■ SET OF TASKS ■
a. In the passage about Corley and the CFPB, in what year was the CFPB created, and through what law?
b. Please continue the passage about Corley and the CFPB from its last sentence.

While that money has long been paid back to the U.S. Treasury and the company’s stock has surged more than eight times since its recession low, the Federal Reserve maintains its role as regulator of all bank holding companies.

The CFPB was created in 2010 through the Wall Street reform known as the Dodd-Frank Wall Street Reform and Consumer Protection Act. As a consumer-focused finance company offering credit cards, student loans, personal loans, home loans and banking services, Corley said the CFPB “is very important to us.”

Corley said the consumer finance regulator takes a different approach than others, which she described as “principles-based,” referring to a provision that allows the CFPB to prosecute what it deems “unfair, deceptive or abusive acts and practices,” known as a UDAAP standard.

“The other regulators have statutes, guidance and regulations that they’ve used to guide the industry,” Corley said.

“The CFPB has this UDAAP or fairness standard, which is not black and white. It’s a principles concept. And guiding a consumer-lending company through a fairness-based analysis of whether something is appropriate or not appropriate from a legal standpoint is a different analysis than we’ve gone through before.”

That is why communicating with regulators is so important, Corley said.

“It helps you understand why they’re so interested in a topic, and it helps you get ahead of it,” she said.

In addition to coordinating the company’s response to new regulations, Corley has been busy restructuring her legal department.

The department had been made up of two main groups: A group of regulatory-focused lawyers mostly in Washington, D.C., and a group of advisory lawyers who provide general legal advice for the company’s various lines of business.

■ ENTRIES SUPPLIED ■

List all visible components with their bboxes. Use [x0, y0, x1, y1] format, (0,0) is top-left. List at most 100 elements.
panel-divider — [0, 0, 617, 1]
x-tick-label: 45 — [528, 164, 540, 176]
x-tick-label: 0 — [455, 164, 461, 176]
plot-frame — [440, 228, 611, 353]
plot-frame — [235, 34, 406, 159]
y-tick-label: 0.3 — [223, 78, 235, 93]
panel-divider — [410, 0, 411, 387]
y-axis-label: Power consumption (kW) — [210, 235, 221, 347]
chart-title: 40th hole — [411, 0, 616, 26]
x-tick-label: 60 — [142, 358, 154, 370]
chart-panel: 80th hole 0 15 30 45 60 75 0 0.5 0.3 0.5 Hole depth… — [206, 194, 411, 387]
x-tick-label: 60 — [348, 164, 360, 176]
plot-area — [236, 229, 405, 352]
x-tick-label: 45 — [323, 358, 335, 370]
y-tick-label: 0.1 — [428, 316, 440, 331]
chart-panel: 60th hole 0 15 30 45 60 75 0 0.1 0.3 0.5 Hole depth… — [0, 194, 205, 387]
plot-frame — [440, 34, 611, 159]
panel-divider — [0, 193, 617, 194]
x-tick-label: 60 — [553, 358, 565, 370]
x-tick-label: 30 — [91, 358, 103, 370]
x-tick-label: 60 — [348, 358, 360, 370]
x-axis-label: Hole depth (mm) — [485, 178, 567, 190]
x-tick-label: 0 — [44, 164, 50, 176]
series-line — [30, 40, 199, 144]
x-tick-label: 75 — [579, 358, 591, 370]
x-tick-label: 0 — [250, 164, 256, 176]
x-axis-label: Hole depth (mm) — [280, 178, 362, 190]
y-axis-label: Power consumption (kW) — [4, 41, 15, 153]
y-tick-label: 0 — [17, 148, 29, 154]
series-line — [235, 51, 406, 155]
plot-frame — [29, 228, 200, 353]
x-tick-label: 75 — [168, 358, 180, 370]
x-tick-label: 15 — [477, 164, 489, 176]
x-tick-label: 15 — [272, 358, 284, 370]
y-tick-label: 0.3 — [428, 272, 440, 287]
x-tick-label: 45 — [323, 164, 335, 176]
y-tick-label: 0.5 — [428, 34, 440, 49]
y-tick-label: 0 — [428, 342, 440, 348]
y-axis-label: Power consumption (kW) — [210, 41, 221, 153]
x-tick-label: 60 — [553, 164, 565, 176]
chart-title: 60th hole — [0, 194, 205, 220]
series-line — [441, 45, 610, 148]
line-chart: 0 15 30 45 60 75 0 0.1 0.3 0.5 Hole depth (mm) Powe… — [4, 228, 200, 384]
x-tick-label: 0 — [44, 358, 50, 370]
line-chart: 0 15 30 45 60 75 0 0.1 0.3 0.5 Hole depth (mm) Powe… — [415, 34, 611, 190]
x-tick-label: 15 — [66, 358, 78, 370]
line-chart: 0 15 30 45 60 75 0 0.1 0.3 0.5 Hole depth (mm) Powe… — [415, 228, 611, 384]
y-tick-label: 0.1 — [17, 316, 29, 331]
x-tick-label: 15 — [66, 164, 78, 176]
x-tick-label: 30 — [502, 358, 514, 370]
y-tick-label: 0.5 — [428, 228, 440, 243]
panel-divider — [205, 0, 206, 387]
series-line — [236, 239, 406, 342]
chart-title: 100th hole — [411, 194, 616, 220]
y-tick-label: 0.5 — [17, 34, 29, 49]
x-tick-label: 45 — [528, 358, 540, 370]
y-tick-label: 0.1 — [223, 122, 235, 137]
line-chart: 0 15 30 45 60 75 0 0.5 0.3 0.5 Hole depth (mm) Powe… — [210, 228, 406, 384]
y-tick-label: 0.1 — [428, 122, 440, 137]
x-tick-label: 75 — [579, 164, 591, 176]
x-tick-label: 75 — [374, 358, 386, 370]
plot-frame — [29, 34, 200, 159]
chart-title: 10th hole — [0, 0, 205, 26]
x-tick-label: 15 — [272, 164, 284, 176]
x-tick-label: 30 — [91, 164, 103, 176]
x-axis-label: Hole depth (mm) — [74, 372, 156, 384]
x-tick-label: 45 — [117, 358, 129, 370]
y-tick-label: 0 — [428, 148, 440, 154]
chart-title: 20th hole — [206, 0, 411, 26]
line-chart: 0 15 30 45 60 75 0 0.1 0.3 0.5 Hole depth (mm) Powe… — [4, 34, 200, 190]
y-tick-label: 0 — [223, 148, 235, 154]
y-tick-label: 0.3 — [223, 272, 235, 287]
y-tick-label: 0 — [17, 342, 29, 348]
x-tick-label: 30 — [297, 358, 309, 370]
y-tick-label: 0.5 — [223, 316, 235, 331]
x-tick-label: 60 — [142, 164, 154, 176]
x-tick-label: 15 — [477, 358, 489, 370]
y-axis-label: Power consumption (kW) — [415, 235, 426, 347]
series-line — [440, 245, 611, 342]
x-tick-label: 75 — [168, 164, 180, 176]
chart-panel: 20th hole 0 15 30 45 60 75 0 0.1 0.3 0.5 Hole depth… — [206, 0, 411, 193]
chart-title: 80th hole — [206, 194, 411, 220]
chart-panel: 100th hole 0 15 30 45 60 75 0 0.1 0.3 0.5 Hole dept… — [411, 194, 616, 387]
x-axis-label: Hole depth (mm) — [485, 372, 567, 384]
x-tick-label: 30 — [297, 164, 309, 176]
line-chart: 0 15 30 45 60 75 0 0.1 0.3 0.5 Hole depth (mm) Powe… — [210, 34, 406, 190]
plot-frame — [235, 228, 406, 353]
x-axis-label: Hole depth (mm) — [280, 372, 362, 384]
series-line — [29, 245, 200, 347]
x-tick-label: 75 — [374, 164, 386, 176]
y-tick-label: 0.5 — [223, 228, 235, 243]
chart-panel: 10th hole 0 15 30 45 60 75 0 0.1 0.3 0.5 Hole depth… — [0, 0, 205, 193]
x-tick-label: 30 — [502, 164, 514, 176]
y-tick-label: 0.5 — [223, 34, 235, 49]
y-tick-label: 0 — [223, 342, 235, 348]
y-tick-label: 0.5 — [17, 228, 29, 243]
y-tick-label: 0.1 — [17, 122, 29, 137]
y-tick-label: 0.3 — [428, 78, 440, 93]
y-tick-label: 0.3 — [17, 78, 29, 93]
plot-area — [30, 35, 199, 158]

■ SET OF ANSWERS ■
a. The CFPB was created in 2010 through the Dodd-Frank Wall Street Reform and Consumer Protection Act.

b.
Corley recently created a group which she refers to as “The Center of Excellence.” The lawyers in that group have developed a deep understanding of a handful of “high-risk” issues for the company, including privacy, UDAAP, fair lending standards and rules regarding lending to U.S. service members.

When a lawyer who advises, say, the credit card business, spots a privacy issue, it is routed to a privacy specialist.

“They’re a resource to go to that’s in-house versus outside counsel and we also have the benefit of having a coordinated approach to those particular topics,” Corley said.

She expects the new group will make the company’s use of outside counsel more efficient by tailoring more specific questions for its law firms.

She has sought cost efficiency from law firms in other ways. That includes developing a small list of firms that handle the bulk of the company’s legal work and provide alternative fee arrangements such as capped fees and success-based fees. She has also hired legal outsourcers such as Axiom Law as well as offshore legal outsourcers.

“Coupling preferred providers where you develop a relationship, some trust and experience with some flexibility on these fee arrangements allows you to capture as much savings as you can,” she said.

Born in Salt Lake City, Corley lived in Colorado, Arizona and California by the sixth grade, as her family followed her ball-bearing salesman father.

After settling in Yorba Linda, Calif., she received an undergraduate degree in political science from the University of Southern California. After college, she traveled across the country to work as an intern for Sears’ government relations department in the nation’s capital.

Having “caught the bug” of Washington, D.C., she stayed at Sears in a junior role as it was diversifying its financial services products. While there, she attended George Mason University School of Law, earning her law degree in 1989.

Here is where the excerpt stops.